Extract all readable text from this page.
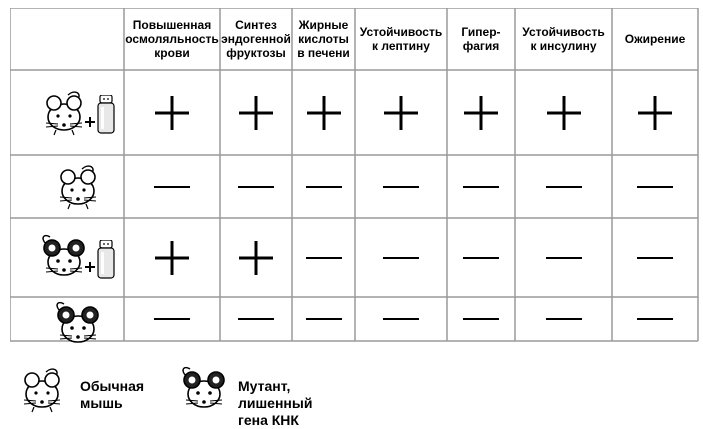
Повышенная
осмоляльность
крови
Синтез
эндогенной
фруктозы
Жирные
кислоты
в печени
Устойчивость
к лептину
Гипер-
фагия
Устойчивость
к инсулину	Ожирение
Обычная
мышь
Мутант,
лишенный гена КНК
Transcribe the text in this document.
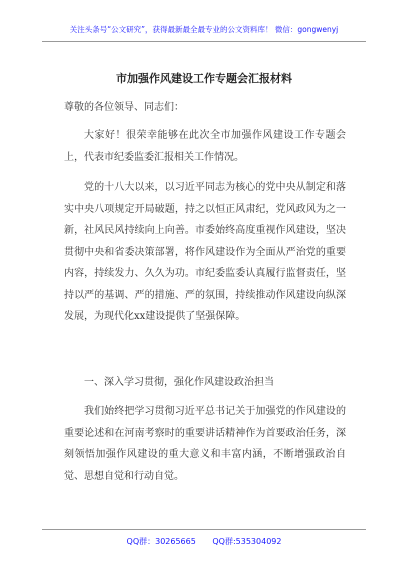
关注头条号“公文研究”，获得最新最全最专业的公文资料库！ 微信：gongwenyj
市加强作风建设工作专题会汇报材料
尊敬的各位领导、同志们：

大家好！很荣幸能够在此次全市加强作风建设工作专题会上，代表市纪委监委汇报相关工作情况。

党的十八大以来，以习近平同志为核心的党中央从制定和落实中央八项规定开局破题，持之以恒正风肃纪，党风政风为之一新，社风民风持续向上向善。市委始终高度重视作风建设，坚决贯彻中央和省委决策部署，将作风建设作为全面从严治党的重要内容，持续发力、久久为功。市纪委监委认真履行监督责任，坚持以严的基调、严的措施、严的氛围，持续推动作风建设向纵深发展，为现代化xx建设提供了坚强保障。

一、深入学习贯彻，强化作风建设政治担当

我们始终把学习贯彻习近平总书记关于加强党的作风建设的重要论述和在河南考察时的重要讲话精神作为首要政治任务，深刻领悟加强作风建设的重大意义和丰富内涵，不断增强政治自觉、思想自觉和行动自觉。

QQ群：30265665 QQ群:535304092
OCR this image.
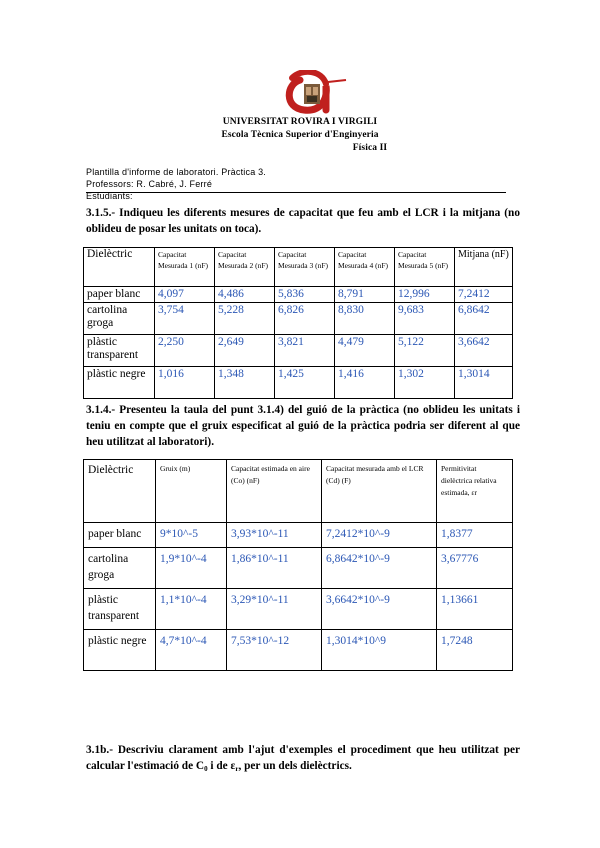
UNIVERSITAT ROVIRA I VIRGILI
Escola Tècnica Superior d'Enginyeria
Física II
Plantilla d'informe de laboratori. Pràctica 3.
Professors: R. Cabré, J. Ferré
Estudiants:
3.1.5.- Indiqueu les diferents mesures de capacitat que feu amb el LCR i la mitjana (no oblideu de posar les unitats on toca).
Dielèctric	Capacitat Mesurada 1 (nF)	Capacitat Mesurada 2 (nF)	Capacitat Mesurada 3 (nF)	Capacitat Mesurada 4 (nF)	Capacitat Mesurada 5 (nF)	Mitjana (nF)
paper blanc	4,097	4,486	5,836	8,791	12,996	7,2412
cartolina groga	3,754	5,228	6,826	8,830	9,683	6,8642
plàstic transparent	2,250	2,649	3,821	4,479	5,122	3,6642
plàstic negre	1,016	1,348	1,425	1,416	1,302	1,3014
3.1.4.- Presenteu la taula del punt 3.1.4) del guió de la pràctica (no oblideu les unitats i teniu en compte que el gruix especificat al guió de la pràctica podria ser diferent al que heu utilitzat al laboratori).
Dielèctric	Gruix (m)	Capacitat estimada en aire (Co) (nF)	Capacitat mesurada amb el LCR (Cd) (F)	Permitivitat dielèctrica relativa estimada, εr
paper blanc	9*10^-5	3,93*10^-11	7,2412*10^-9	1,8377
cartolina groga	1,9*10^-4	1,86*10^-11	6,8642*10^-9	3,67776
plàstic transparent	1,1*10^-4	3,29*10^-11	3,6642*10^-9	1,13661
plàstic negre	4,7*10^-4	7,53*10^-12	1,3014*10^9	1,7248
3.1b.- Descriviu clarament amb l'ajut d'exemples el procediment que heu utilitzat per calcular l'estimació de $C_0$ i de $\varepsilon_r$, per un dels dielèctrics.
____
WHAT THE TASK REQUIRES
Identify every line where the string "cartolina" appears.

RESPONSE FOR THIS EXERCISE
cartolina groga	3,754	5,228	6,826	8,830	9,683	6,8642
cartolina groga	1,9*10^-4	1,86*10^-11	6,8642*10^-9	3,67776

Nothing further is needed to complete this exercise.